(Dataset excerpts)
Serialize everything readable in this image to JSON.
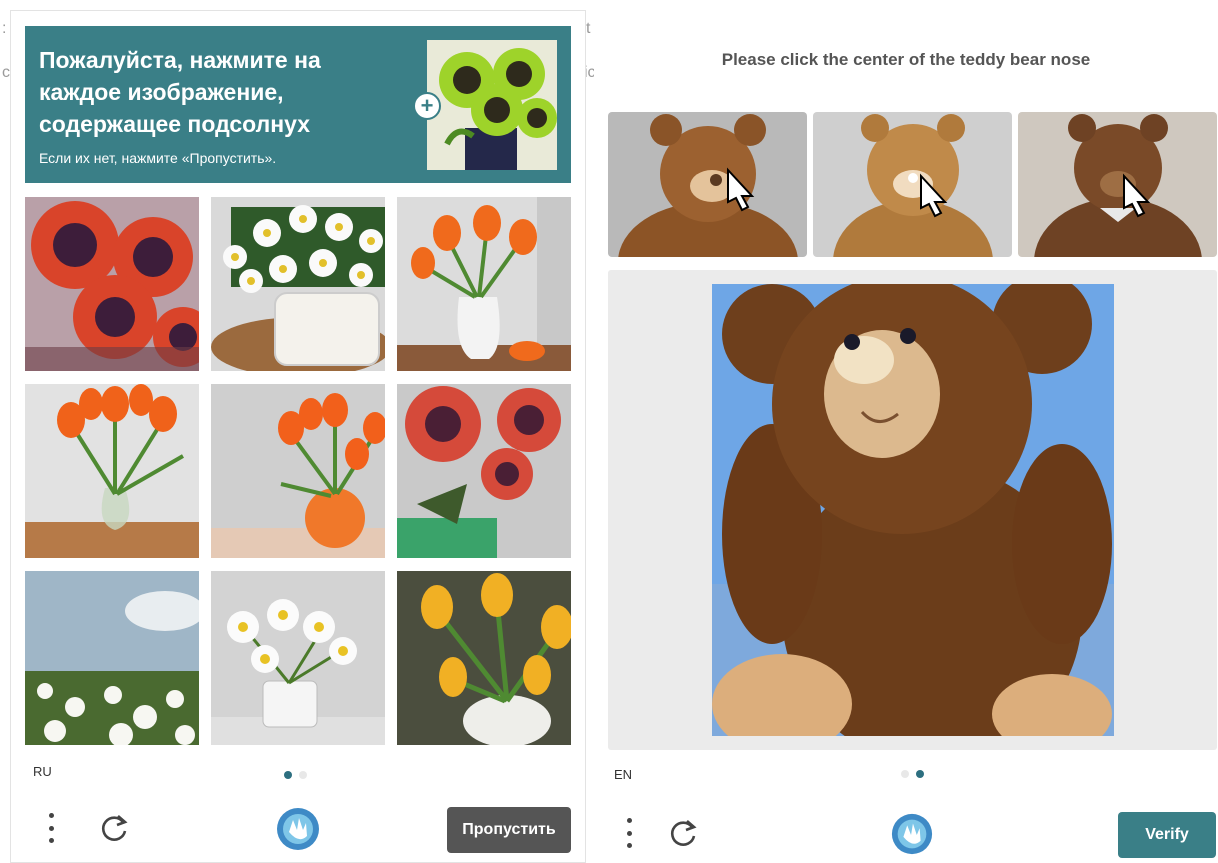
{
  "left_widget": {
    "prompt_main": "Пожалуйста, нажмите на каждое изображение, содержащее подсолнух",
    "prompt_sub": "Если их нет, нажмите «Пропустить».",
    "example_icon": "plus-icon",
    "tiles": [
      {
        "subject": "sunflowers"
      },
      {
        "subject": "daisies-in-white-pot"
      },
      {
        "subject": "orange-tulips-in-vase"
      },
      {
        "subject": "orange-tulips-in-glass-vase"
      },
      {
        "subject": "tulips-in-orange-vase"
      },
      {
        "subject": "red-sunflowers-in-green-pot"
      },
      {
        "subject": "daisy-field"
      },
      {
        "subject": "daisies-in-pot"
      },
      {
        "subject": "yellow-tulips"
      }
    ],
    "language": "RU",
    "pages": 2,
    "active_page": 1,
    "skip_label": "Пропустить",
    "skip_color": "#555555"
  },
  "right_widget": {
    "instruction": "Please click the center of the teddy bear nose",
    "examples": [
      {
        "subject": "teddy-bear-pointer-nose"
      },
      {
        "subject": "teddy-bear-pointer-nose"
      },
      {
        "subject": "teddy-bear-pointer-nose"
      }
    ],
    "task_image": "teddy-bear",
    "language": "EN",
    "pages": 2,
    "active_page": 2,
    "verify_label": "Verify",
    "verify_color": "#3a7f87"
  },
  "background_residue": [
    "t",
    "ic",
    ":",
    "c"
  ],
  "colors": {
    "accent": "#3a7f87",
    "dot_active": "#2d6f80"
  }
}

**Written exercise**
Your copy should hold every record word for word and none of the pictures.

**Result of this task**
Serialize everything readable in this image to JSON.
{
  "left_widget": {
    "prompt_main": "Пожалуйста, нажмите на каждое изображение, содержащее подсолнух",
    "prompt_sub": "Если их нет, нажмите «Пропустить».",
    "example_icon": "plus-icon",
    "tiles": [
      {
        "subject": "sunflowers"
      },
      {
        "subject": "daisies-in-white-pot"
      },
      {
        "subject": "orange-tulips-in-vase"
      },
      {
        "subject": "orange-tulips-in-glass-vase"
      },
      {
        "subject": "tulips-in-orange-vase"
      },
      {
        "subject": "red-sunflowers-in-green-pot"
      },
      {
        "subject": "daisy-field"
      },
      {
        "subject": "daisies-in-pot"
      },
      {
        "subject": "yellow-tulips"
      }
    ],
    "language": "RU",
    "pages": 2,
    "active_page": 1,
    "skip_label": "Пропустить",
    "skip_color": "#555555"
  },
  "right_widget": {
    "instruction": "Please click the center of the teddy bear nose",
    "examples": [
      {
        "subject": "teddy-bear-pointer-nose"
      },
      {
        "subject": "teddy-bear-pointer-nose"
      },
      {
        "subject": "teddy-bear-pointer-nose"
      }
    ],
    "task_image": "teddy-bear",
    "language": "EN",
    "pages": 2,
    "active_page": 2,
    "verify_label": "Verify",
    "verify_color": "#3a7f87"
  },
  "background_residue": [
    "t",
    "ic",
    ":",
    "c"
  ],
  "colors": {
    "accent": "#3a7f87",
    "dot_active": "#2d6f80"
  }
}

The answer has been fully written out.